Given request - Put every line of the entries below into a numbered list, omitting blank lines and leaving the pictures out.

(Element location data)
#####

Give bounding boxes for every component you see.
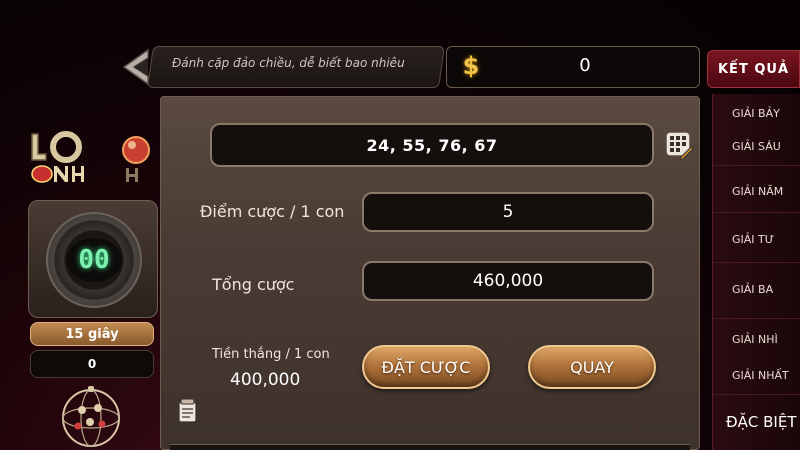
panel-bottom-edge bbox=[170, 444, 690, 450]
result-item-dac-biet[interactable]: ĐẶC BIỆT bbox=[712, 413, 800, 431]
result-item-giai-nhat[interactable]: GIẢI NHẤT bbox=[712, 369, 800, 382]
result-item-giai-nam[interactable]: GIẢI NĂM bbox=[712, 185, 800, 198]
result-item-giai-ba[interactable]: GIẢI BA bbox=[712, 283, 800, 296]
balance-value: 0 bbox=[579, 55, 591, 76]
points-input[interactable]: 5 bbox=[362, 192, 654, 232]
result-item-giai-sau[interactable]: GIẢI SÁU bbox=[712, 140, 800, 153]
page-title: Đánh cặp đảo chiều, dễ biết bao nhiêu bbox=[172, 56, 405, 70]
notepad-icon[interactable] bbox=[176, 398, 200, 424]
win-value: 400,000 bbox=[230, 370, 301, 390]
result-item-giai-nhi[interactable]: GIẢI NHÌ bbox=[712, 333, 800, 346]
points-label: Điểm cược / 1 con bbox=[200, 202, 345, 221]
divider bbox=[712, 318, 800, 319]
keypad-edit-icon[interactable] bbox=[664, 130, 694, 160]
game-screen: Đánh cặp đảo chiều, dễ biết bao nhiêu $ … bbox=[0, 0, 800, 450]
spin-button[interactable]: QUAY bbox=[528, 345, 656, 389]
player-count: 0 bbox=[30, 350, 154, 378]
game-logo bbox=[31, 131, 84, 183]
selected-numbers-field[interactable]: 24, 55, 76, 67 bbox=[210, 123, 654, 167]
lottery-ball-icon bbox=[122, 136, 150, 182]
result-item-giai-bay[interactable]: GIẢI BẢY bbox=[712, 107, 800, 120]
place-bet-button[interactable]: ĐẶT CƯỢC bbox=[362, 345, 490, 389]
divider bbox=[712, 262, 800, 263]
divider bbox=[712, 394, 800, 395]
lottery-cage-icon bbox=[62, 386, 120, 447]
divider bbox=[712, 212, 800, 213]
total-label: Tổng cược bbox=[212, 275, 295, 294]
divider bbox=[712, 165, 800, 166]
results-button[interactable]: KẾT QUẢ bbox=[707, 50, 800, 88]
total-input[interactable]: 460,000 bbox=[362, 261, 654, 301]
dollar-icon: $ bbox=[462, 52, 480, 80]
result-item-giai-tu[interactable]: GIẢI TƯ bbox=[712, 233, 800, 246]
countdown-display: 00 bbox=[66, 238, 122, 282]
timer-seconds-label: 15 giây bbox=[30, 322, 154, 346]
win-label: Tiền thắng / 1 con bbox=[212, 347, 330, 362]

#####

Correct answer -
1. Give bounding boxes for every component you see.
2. panel-bottom-edge bbox=[170, 444, 690, 450]
3. result-item-dac-biet[interactable]: ĐẶC BIỆT bbox=[712, 413, 800, 431]
4. result-item-giai-nhat[interactable]: GIẢI NHẤT bbox=[712, 369, 800, 382]
5. result-item-giai-nam[interactable]: GIẢI NĂM bbox=[712, 185, 800, 198]
6. result-item-giai-ba[interactable]: GIẢI BA bbox=[712, 283, 800, 296]
7. balance-value: 0 bbox=[579, 55, 591, 76]
8. points-input[interactable]: 5 bbox=[362, 192, 654, 232]
9. result-item-giai-sau[interactable]: GIẢI SÁU bbox=[712, 140, 800, 153]
10. page-title: Đánh cặp đảo chiều, dễ biết bao nhiêu bbox=[172, 56, 405, 70]
11. notepad-icon[interactable] bbox=[176, 398, 200, 424]
12. win-value: 400,000 bbox=[230, 370, 301, 390]
13. result-item-giai-nhi[interactable]: GIẢI NHÌ bbox=[712, 333, 800, 346]
14. points-label: Điểm cược / 1 con bbox=[200, 202, 345, 221]
15. divider bbox=[712, 318, 800, 319]
16. keypad-edit-icon[interactable] bbox=[664, 130, 694, 160]
17. game-screen: Đánh cặp đảo chiều, dễ biết bao nhiêu $ … bbox=[0, 0, 800, 450]
18. spin-button[interactable]: QUAY bbox=[528, 345, 656, 389]
19. player-count: 0 bbox=[30, 350, 154, 378]
20. game-logo bbox=[31, 131, 84, 183]
21. selected-numbers-field[interactable]: 24, 55, 76, 67 bbox=[210, 123, 654, 167]
22. lottery-ball-icon bbox=[122, 136, 150, 182]
23. result-item-giai-bay[interactable]: GIẢI BẢY bbox=[712, 107, 800, 120]
24. place-bet-button[interactable]: ĐẶT CƯỢC bbox=[362, 345, 490, 389]
25. divider bbox=[712, 262, 800, 263]
26. divider bbox=[712, 394, 800, 395]
27. lottery-cage-icon bbox=[62, 386, 120, 447]
28. divider bbox=[712, 212, 800, 213]
29. total-label: Tổng cược bbox=[212, 275, 295, 294]
30. divider bbox=[712, 165, 800, 166]
31. results-button[interactable]: KẾT QUẢ bbox=[707, 50, 800, 88]
32. total-input[interactable]: 460,000 bbox=[362, 261, 654, 301]
33. dollar-icon: $ bbox=[462, 52, 480, 80]
34. result-item-giai-tu[interactable]: GIẢI TƯ bbox=[712, 233, 800, 246]
35. countdown-display: 00 bbox=[66, 238, 122, 282]
36. timer-seconds-label: 15 giây bbox=[30, 322, 154, 346]
37. win-label: Tiền thắng / 1 con bbox=[212, 347, 330, 362]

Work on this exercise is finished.